# EXERCISE TASK
Within the records below, find each line that holds the string "these", then copy it.

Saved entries
★ ★ ★
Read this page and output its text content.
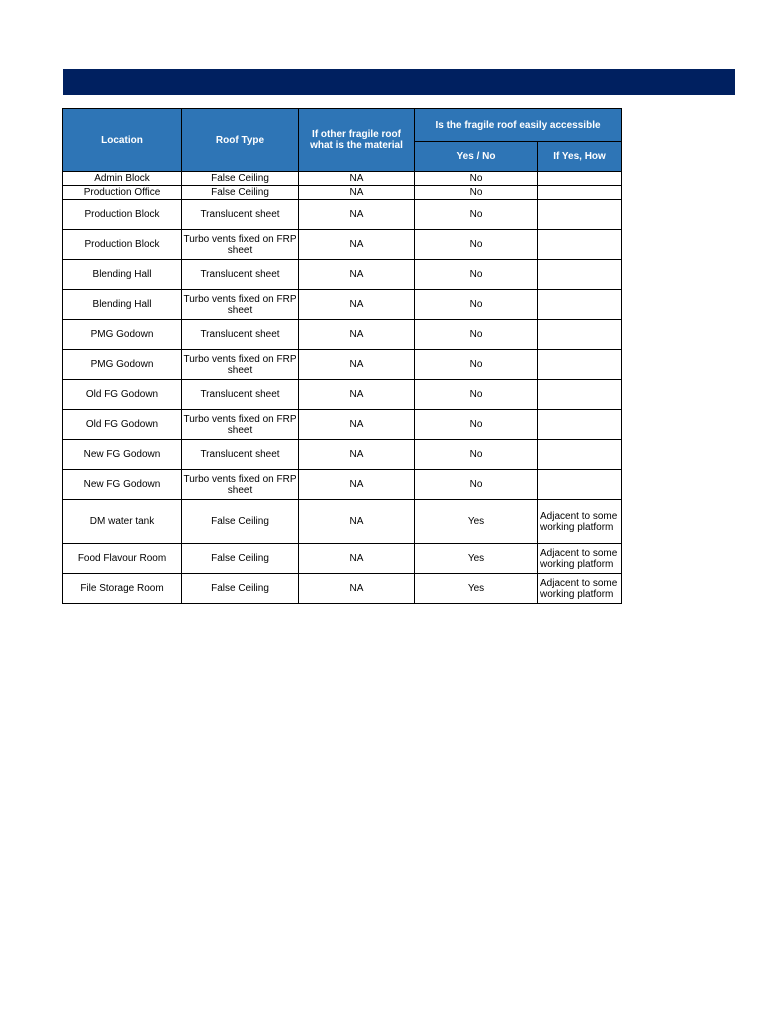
Location	Roof Type	If other fragile roof what is the material	Is the fragile roof easily accessible	
			Yes / No	If Yes, How
Admin Block	False Ceiling	NA	No	
Production Office	False Ceiling	NA	No	
Production Block	Translucent sheet	NA	No	
Production Block	Turbo vents fixed on FRP sheet	NA	No	
Blending Hall	Translucent sheet	NA	No	
Blending Hall	Turbo vents fixed on FRP sheet	NA	No	
PMG Godown	Translucent sheet	NA	No	
PMG Godown	Turbo vents fixed on FRP sheet	NA	No	
Old FG Godown	Translucent sheet	NA	No	
Old FG Godown	Turbo vents fixed on FRP sheet	NA	No	
New FG Godown	Translucent sheet	NA	No	
New FG Godown	Turbo vents fixed on FRP sheet	NA	No	
DM water tank	False Ceiling	NA	Yes	Adjacent to some working platform
Food Flavour Room	False Ceiling	NA	Yes	Adjacent to some working platform
File Storage Room	False Ceiling	NA	Yes	Adjacent to some working platform
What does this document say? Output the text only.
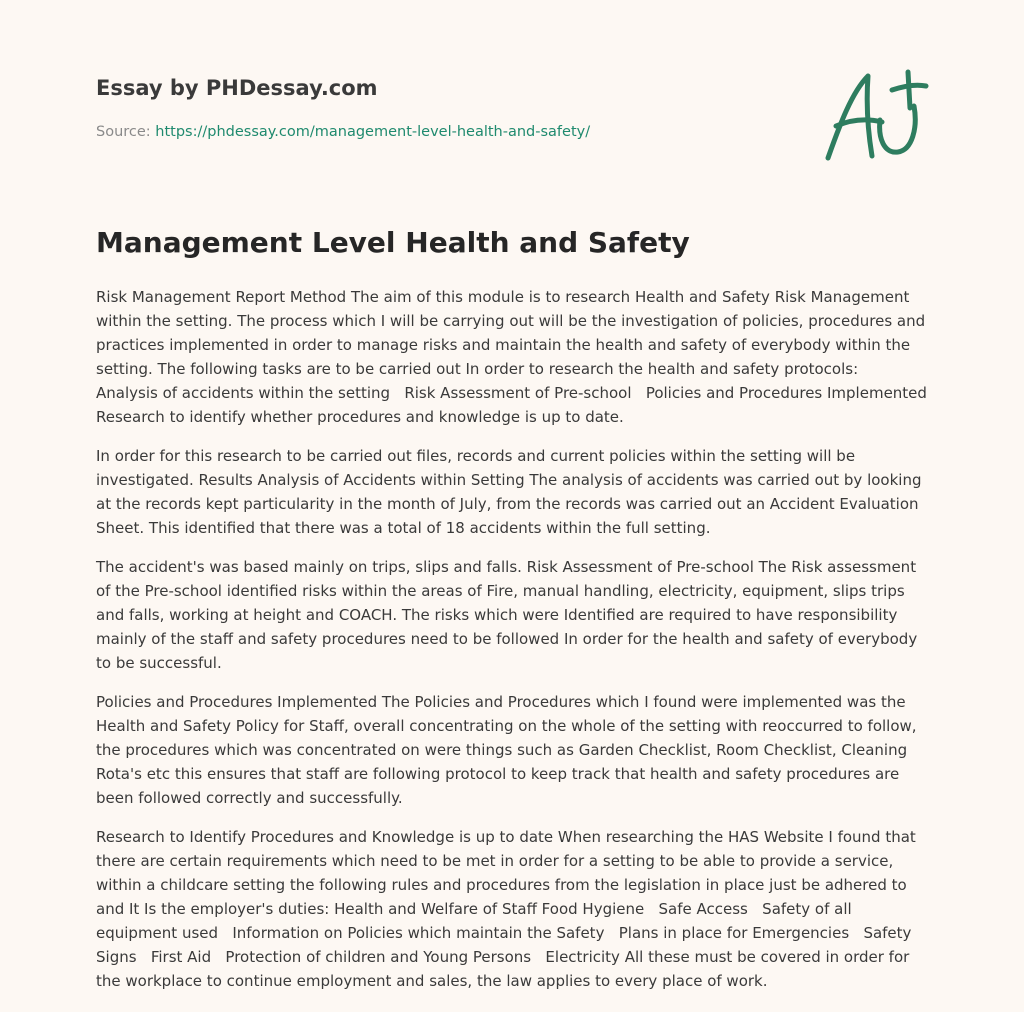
Essay by PHDessay.com
Source: https://phdessay.com/management-level-health-and-safety/
Management Level Health and Safety

Risk Management Report Method The aim of this module is to research Health and Safety Risk Management within the setting. The process which I will be carrying out will be the investigation of policies, procedures and practices implemented in order to manage risks and maintain the health and safety of everybody within the setting. The following tasks are to be carried out In order to research the health and safety protocols:   Analysis of accidents within the setting   Risk Assessment of Pre-school   Policies and Procedures Implemented Research to identify whether procedures and knowledge is up to date.

In order for this research to be carried out files, records and current policies within the setting will be investigated. Results Analysis of Accidents within Setting The analysis of accidents was carried out by looking at the records kept particularity in the month of July, from the records was carried out an Accident Evaluation Sheet. This identified that there was a total of 18 accidents within the full setting.

The accident's was based mainly on trips, slips and falls. Risk Assessment of Pre-school The Risk assessment of the Pre-school identified risks within the areas of Fire, manual handling, electricity, equipment, slips trips and falls, working at height and COACH. The risks which were Identified are required to have responsibility mainly of the staff and safety procedures need to be followed In order for the health and safety of everybody to be successful.

Policies and Procedures Implemented The Policies and Procedures which I found were implemented was the Health and Safety Policy for Staff, overall concentrating on the whole of the setting with reoccurred to follow, the procedures which was concentrated on were things such as Garden Checklist, Room Checklist, Cleaning Rota's etc this ensures that staff are following protocol to keep track that health and safety procedures are been followed correctly and successfully.

Research to Identify Procedures and Knowledge is up to date When researching the HAS Website I found that there are certain requirements which need to be met in order for a setting to be able to provide a service, within a childcare setting the following rules and procedures from the legislation in place just be adhered to and It Is the employer's duties: Health and Welfare of Staff Food Hygiene   Safe Access   Safety of all equipment used   Information on Policies which maintain the Safety   Plans in place for Emergencies   Safety Signs   First Aid   Protection of children and Young Persons   Electricity All these must be covered in order for the workplace to continue employment and sales, the law applies to every place of work.
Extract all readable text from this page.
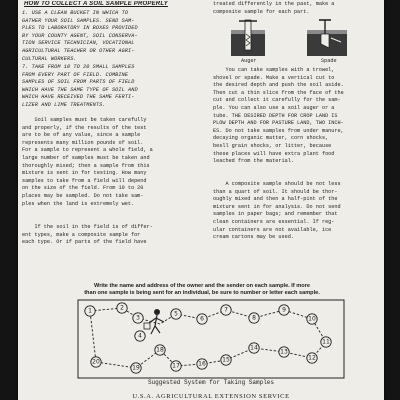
HOW TO COLLECT A SOIL SAMPLE PROPERLY
1. USE A CLEAN BUCKET IN WHICH TO
GATHER YOUR SOIL SAMPLES. SEND SAM-
PLES TO LABORATORY IN BOXES PROVIDED
BY YOUR COUNTY AGENT, SOIL CONSERVA-
TION SERVICE TECHNICIAN, VOCATIONAL
AGRICULTURAL TEACHER OR OTHER AGRI-
CULTURAL WORKERS.
7. TAKE FROM 10 TO 20 SMALL SAMPLES
FROM EVERY PART OF FIELD. COMBINE
SAMPLES OF SOIL FROM PARTS OF FIELD
WHICH HAVE THE SAME TYPE OF SOIL AND
WHICH HAVE RECEIVED THE SAME FERTI-
LIZER AND LIME TREATMENTS.
Soil samples must be taken carefully
and properly, if the results of the test
are to be of any value, since a sample
represents many million pounds of soil.
For a sample to represent a whole field, a
large number of samples must be taken and
thoroughly mixed; then a sample from this
mixture is sent in for testing. How many
samples to take from a field will depend
on the size of the field. From 10 to 20
places may be sampled. Do not take sam-
ples when the land is extremely wet.
If the soil in the field is of differ-
ent types, make a composite sample for
each type. Or if parts of the field have
treated differently in the past, make a
composite sample for each part.
Auger	Spade
You can take samples with a trowel,
shovel or spade. Make a vertical cut to
the desired depth and push the soil aside.
Then cut a thin slice from the face of the
cut and collect it carefully for the sam-
ple. You can also use a soil auger or a
tube. THE DESIRED DEPTH FOR CROP LAND IS
PLOW DEPTH AND FOR PASTURE LAND, TWO INCH-
ES. Do not take samples from under manure,
decaying organic matter, corn shocks,
besll grain shocks, or litter, because
these places will have extra plant food
leached from the material.
A composite sample should be not less
than a quart of soil. It should be thor-
oughly mixed and then a half-pint of the
mixture sent in for analysis. Do not send
samples in paper bags; and remember that
clean containers are essential. If reg-
ular containers are not available, ice
cream cartons may be used.
Write the name and address of the owner and the sender on each sample. If more
than one sample is being sent for an individual, be sure to number or letter each sample.
1	2
3
4
5
6
7
8
9
10
11
12
13
14
15
16
17
18
19
20
Suggested System for Taking Samples
U.S.A. AGRICULTURAL EXTENSION SERVICE
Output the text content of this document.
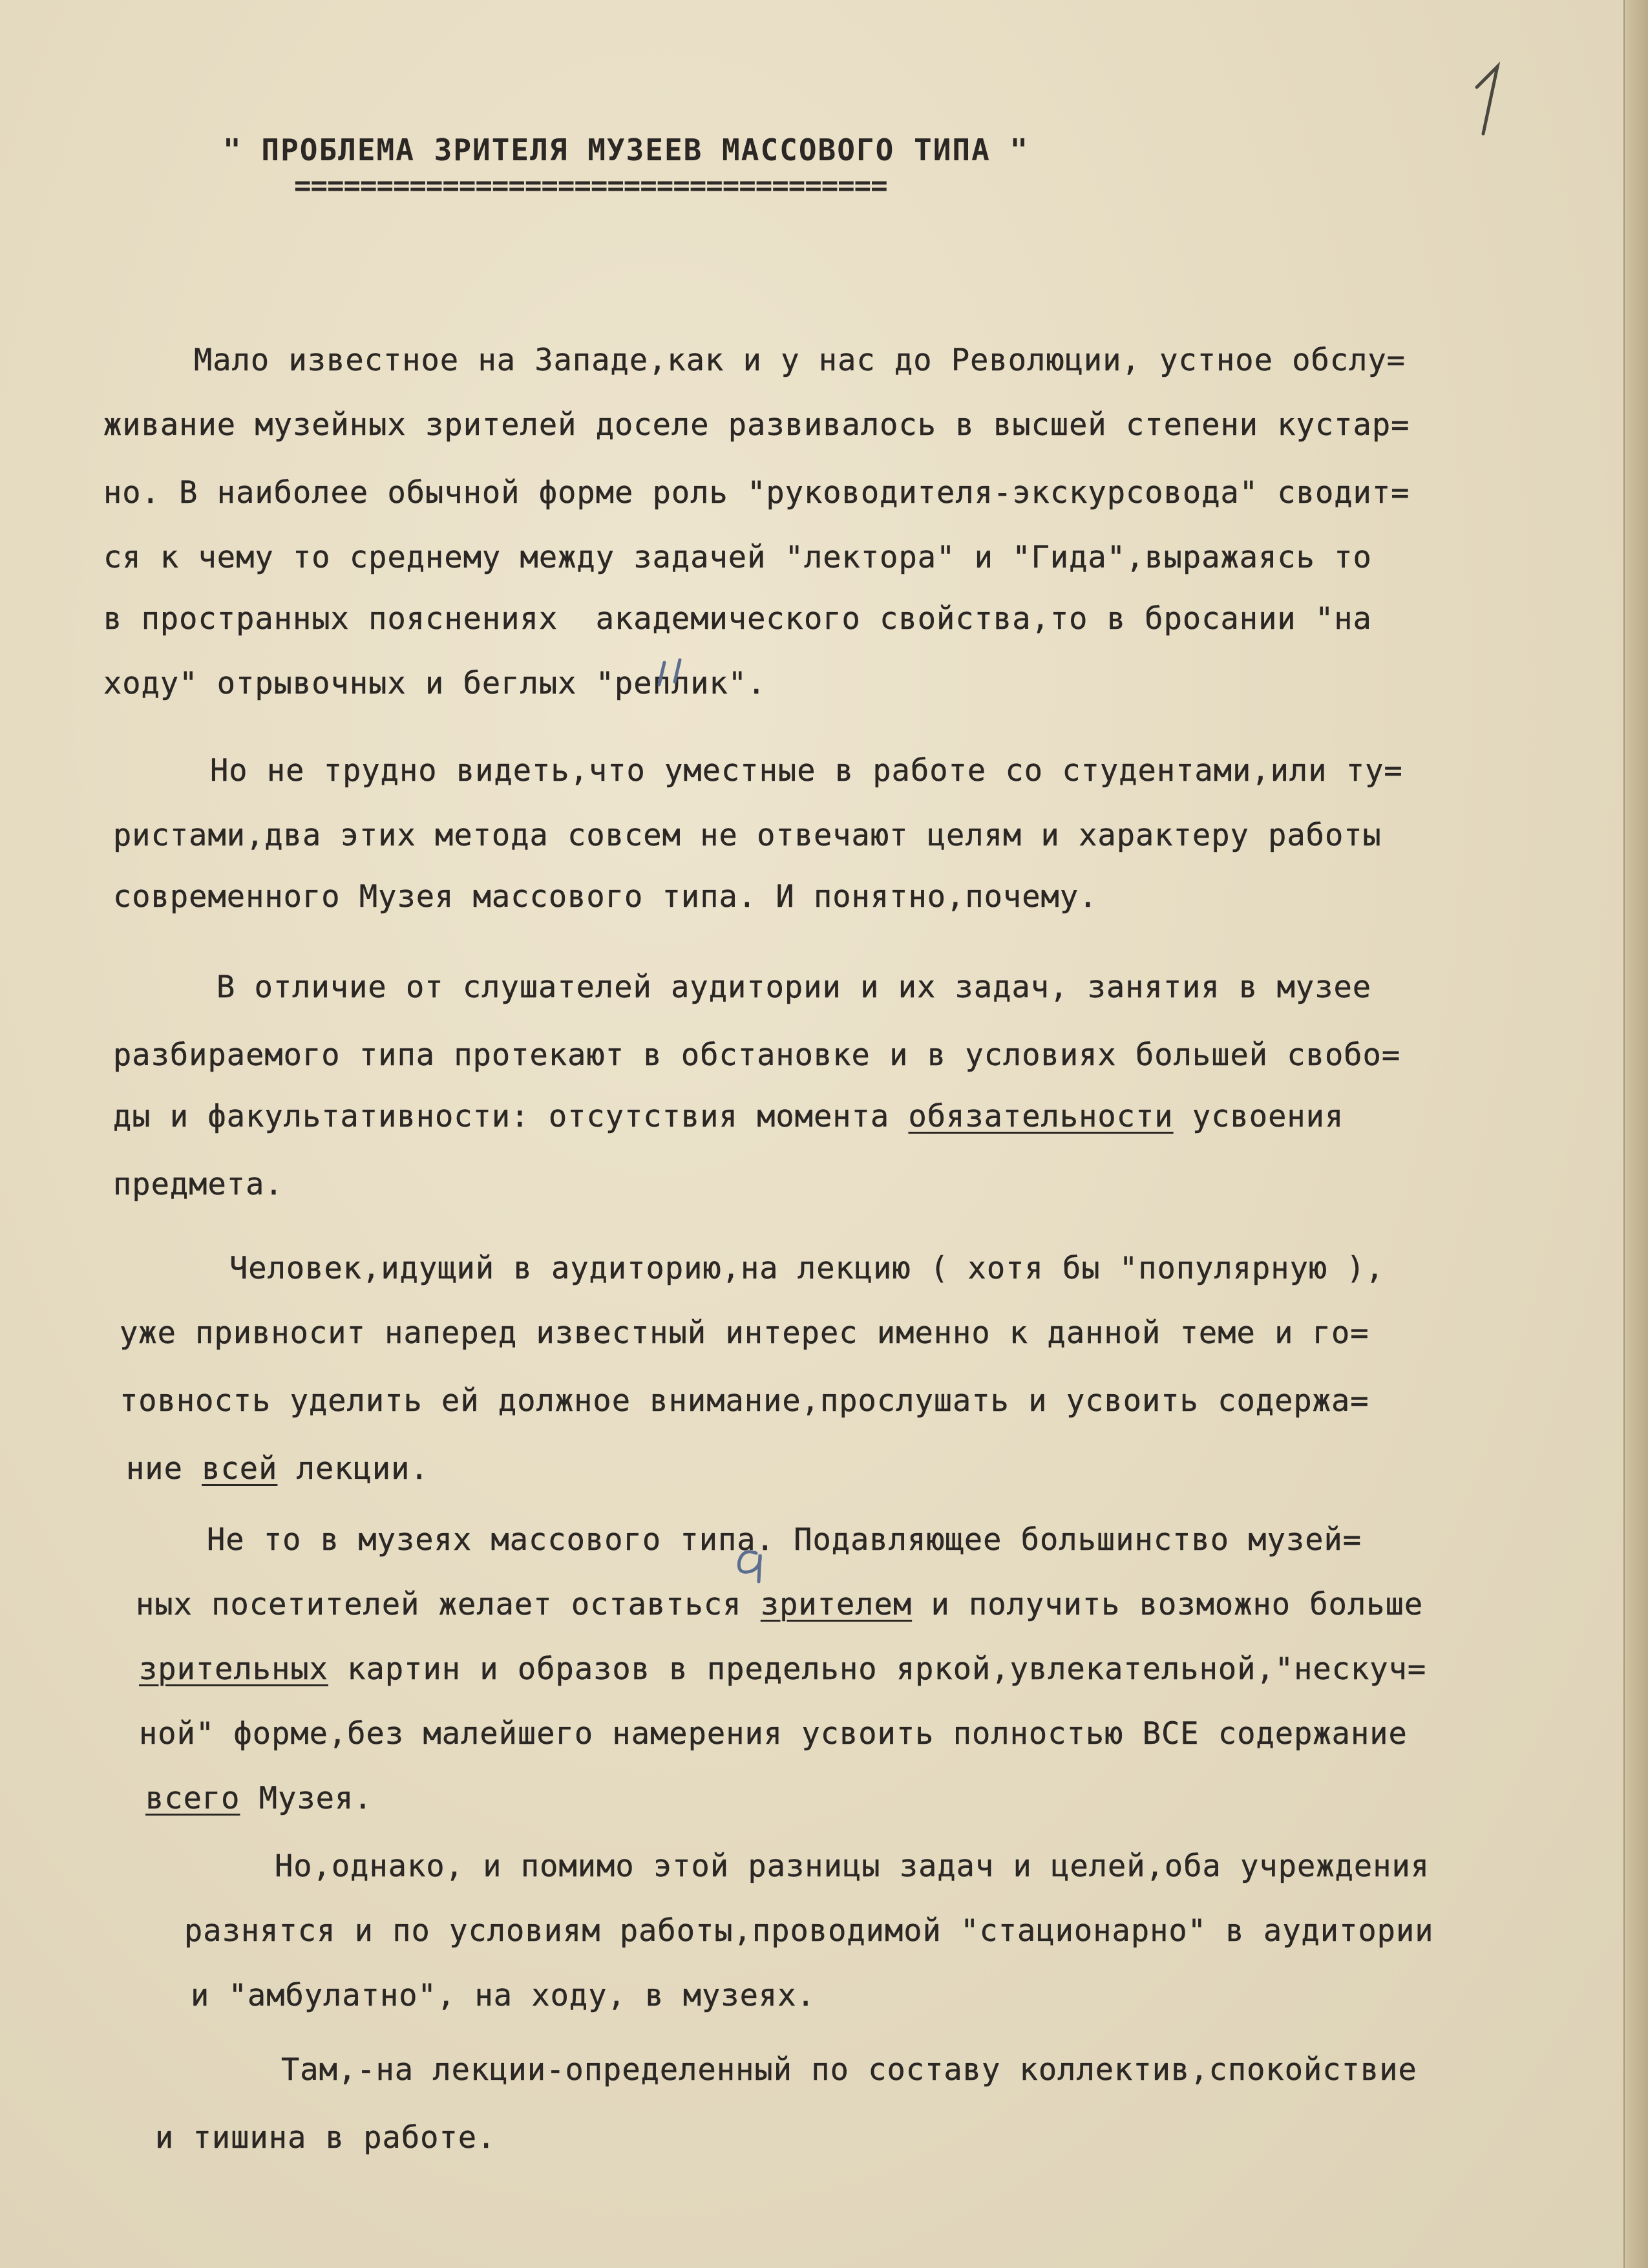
" ПРОБЛЕМА ЗРИТЕЛЯ МУЗЕЕВ МАССОВОГО ТИПА "
====================================
Мало известное на Западе,как и у нас до Революции, устное обслу=
живание музейных зрителей доселе развивалось в высшей степени кустар=
но. В наиболее обычной форме роль "руководителя-экскурсовода" сводит=
ся к чему то среднему между задачей "лектора" и "Гида",выражаясь то
в пространных пояснениях  академического свойства,то в бросании "на
ходу" отрывочных и беглых "реплик".
Но не трудно видеть,что уместные в работе со студентами,или ту=
ристами,два этих метода совсем не отвечают целям и характеру работы
современного Музея массового типа. И понятно,почему.
В отличие от слушателей аудитории и их задач, занятия в музее
разбираемого типа протекают в обстановке и в условиях большей свобо=
ды и факультативности: отсутствия момента обязательности усвоения
предмета.
Человек,идущий в аудиторию,на лекцию ( хотя бы "популярную ),
уже привносит наперед известный интерес именно к данной теме и го=
товность уделить ей должное внимание,прослушать и усвоить содержа=
ние всей лекции.
Не то в музеях массового типа. Подавляющее большинство музей=
ных посетителей желает оставться зрителем и получить возможно больше
зрительных картин и образов в предельно яркой,увлекательной,"нескуч=
ной" форме,без малейшего намерения усвоить полностью ВСЕ содержание
всего Музея.
Но,однако, и помимо этой разницы задач и целей,оба учреждения
разнятся и по условиям работы,проводимой "стационарно" в аудитории
и "амбулатно", на ходу, в музеях.
Там,-на лекции-определенный по составу коллектив,спокойствие
и тишина в работе.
★ ★ ★
# OUTPUT FOR THIS EXERCISE
Research to Identify Procedures and Knowledge is up to date When researching the HAS Website I found that there are certain requirements which need to be met in order for a setting to be able to provide a service, within a childcare setting the following rules and procedures from the legislation in place just be adhered to and It Is the employer's duties: Health and Welfare of Staff Food Hygiene   Safe Access   Safety of all equipment used   Information on Policies which maintain the Safety   Plans in place for Emergencies   Safety Signs   First Aid   Protection of children and Young Persons   Electricity All these must be covered in order for the workplace to continue employment and sales, the law applies to every place of work.
these places will have extra plant food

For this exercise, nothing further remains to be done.